Saved data entries
+-------+

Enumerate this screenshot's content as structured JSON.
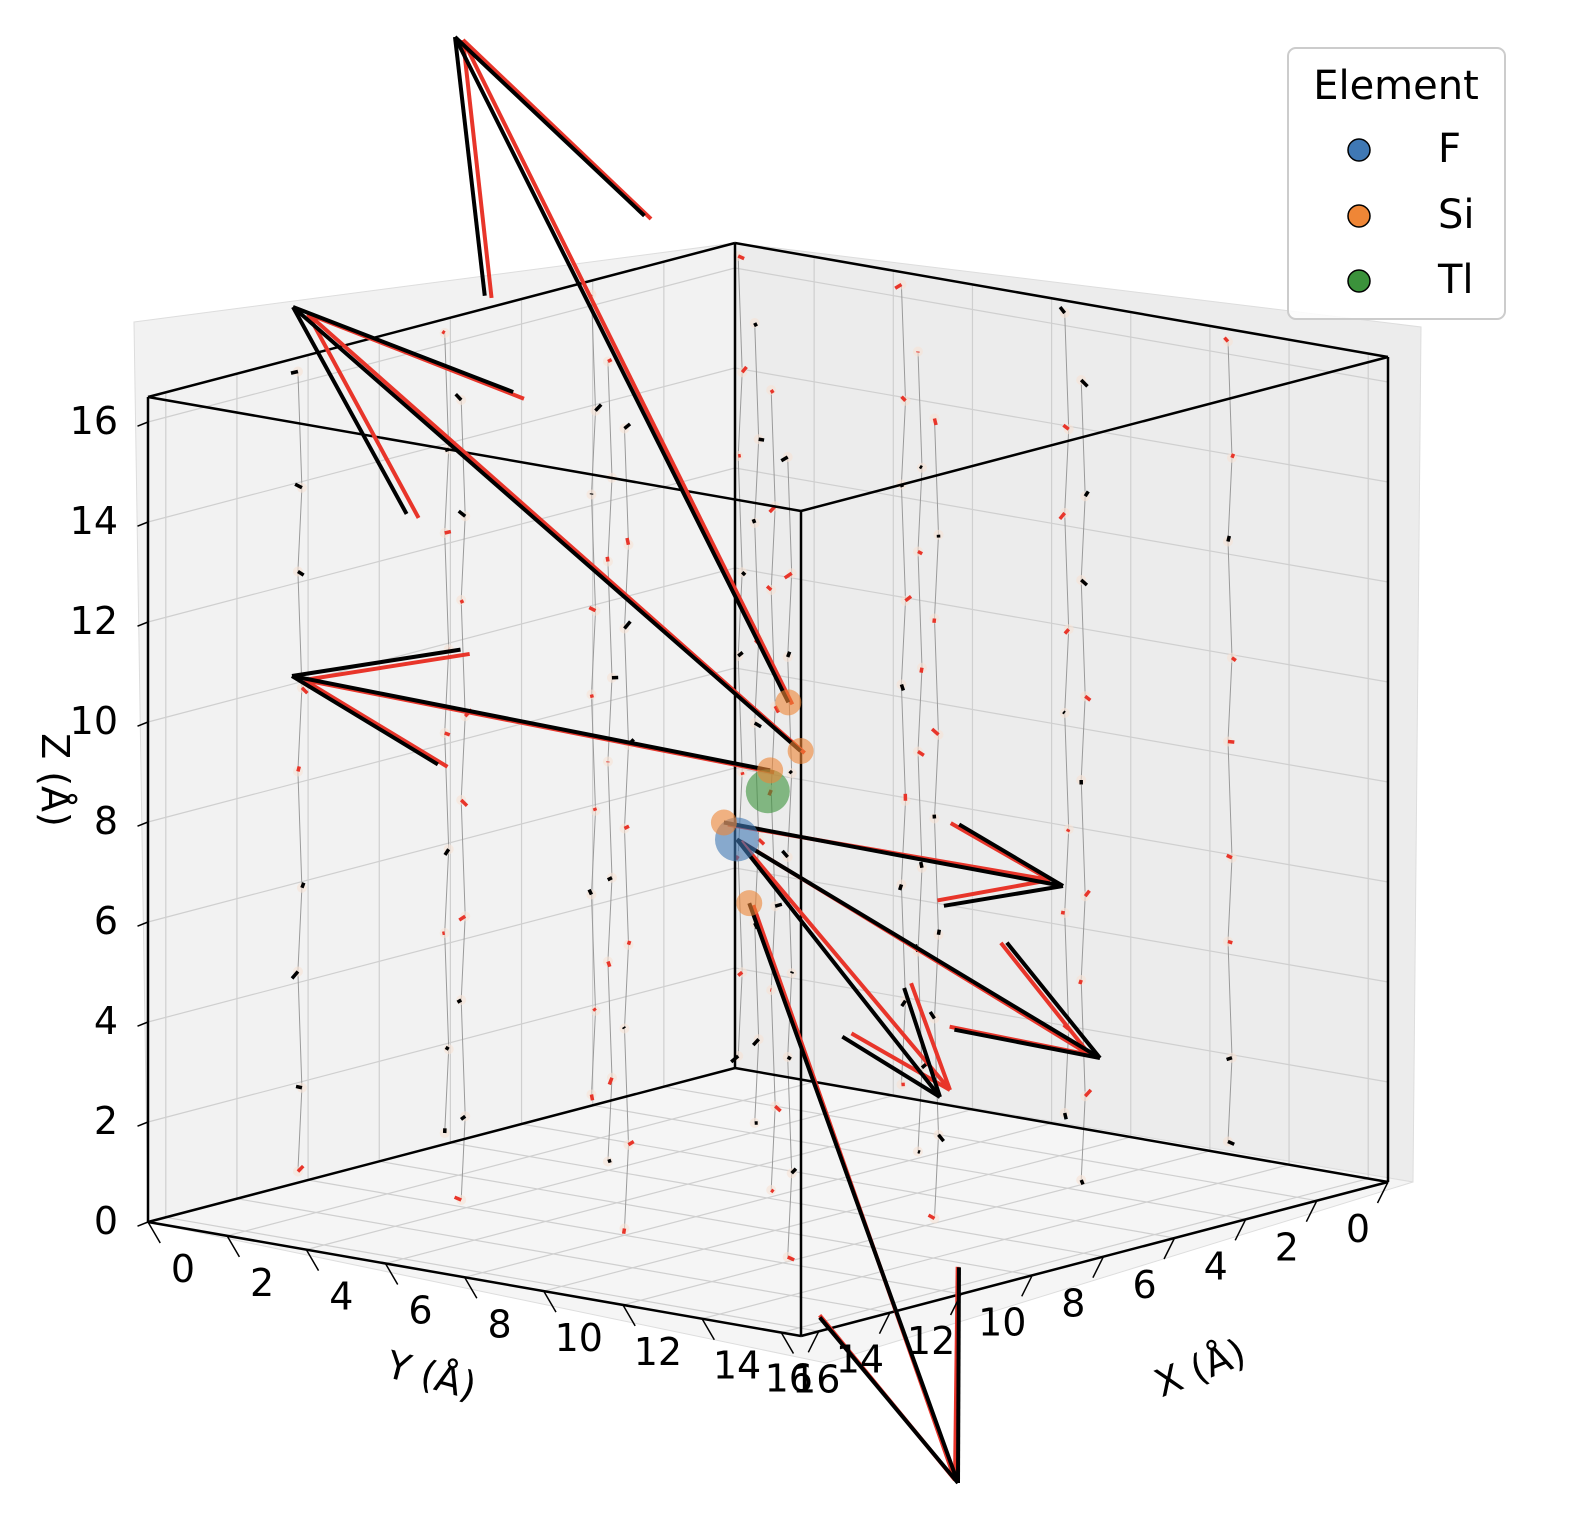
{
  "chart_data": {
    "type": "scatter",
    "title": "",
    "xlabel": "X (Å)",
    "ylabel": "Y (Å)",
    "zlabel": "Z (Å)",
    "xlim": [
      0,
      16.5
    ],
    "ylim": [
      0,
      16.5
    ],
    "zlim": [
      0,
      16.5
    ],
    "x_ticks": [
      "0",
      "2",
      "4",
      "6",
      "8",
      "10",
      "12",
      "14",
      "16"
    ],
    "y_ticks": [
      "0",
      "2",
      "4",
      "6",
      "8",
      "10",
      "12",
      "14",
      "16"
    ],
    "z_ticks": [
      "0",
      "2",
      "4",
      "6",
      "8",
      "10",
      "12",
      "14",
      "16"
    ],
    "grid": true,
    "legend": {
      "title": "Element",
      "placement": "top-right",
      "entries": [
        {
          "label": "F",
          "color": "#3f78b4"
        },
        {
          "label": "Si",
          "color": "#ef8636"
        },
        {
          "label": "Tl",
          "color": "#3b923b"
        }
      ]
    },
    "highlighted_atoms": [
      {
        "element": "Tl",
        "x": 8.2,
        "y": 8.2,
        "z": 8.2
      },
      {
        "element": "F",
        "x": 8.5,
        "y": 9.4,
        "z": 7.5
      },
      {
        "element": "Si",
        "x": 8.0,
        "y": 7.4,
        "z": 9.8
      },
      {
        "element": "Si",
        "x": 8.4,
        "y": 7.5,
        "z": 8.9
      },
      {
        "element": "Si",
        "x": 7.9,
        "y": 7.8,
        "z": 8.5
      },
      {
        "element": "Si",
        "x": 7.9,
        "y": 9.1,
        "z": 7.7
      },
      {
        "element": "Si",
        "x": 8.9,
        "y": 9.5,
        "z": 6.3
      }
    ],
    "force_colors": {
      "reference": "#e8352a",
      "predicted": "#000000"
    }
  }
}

+-------+

Reproduce each entry precisely, dropping only the pictures.

*COMPLETE RESPONSE*:
Enumerate this screenshot's content as structured JSON.
{
  "chart_data": {
    "type": "scatter",
    "title": "",
    "xlabel": "X (Å)",
    "ylabel": "Y (Å)",
    "zlabel": "Z (Å)",
    "xlim": [
      0,
      16.5
    ],
    "ylim": [
      0,
      16.5
    ],
    "zlim": [
      0,
      16.5
    ],
    "x_ticks": [
      "0",
      "2",
      "4",
      "6",
      "8",
      "10",
      "12",
      "14",
      "16"
    ],
    "y_ticks": [
      "0",
      "2",
      "4",
      "6",
      "8",
      "10",
      "12",
      "14",
      "16"
    ],
    "z_ticks": [
      "0",
      "2",
      "4",
      "6",
      "8",
      "10",
      "12",
      "14",
      "16"
    ],
    "grid": true,
    "legend": {
      "title": "Element",
      "placement": "top-right",
      "entries": [
        {
          "label": "F",
          "color": "#3f78b4"
        },
        {
          "label": "Si",
          "color": "#ef8636"
        },
        {
          "label": "Tl",
          "color": "#3b923b"
        }
      ]
    },
    "highlighted_atoms": [
      {
        "element": "Tl",
        "x": 8.2,
        "y": 8.2,
        "z": 8.2
      },
      {
        "element": "F",
        "x": 8.5,
        "y": 9.4,
        "z": 7.5
      },
      {
        "element": "Si",
        "x": 8.0,
        "y": 7.4,
        "z": 9.8
      },
      {
        "element": "Si",
        "x": 8.4,
        "y": 7.5,
        "z": 8.9
      },
      {
        "element": "Si",
        "x": 7.9,
        "y": 7.8,
        "z": 8.5
      },
      {
        "element": "Si",
        "x": 7.9,
        "y": 9.1,
        "z": 7.7
      },
      {
        "element": "Si",
        "x": 8.9,
        "y": 9.5,
        "z": 6.3
      }
    ],
    "force_colors": {
      "reference": "#e8352a",
      "predicted": "#000000"
    }
  }
}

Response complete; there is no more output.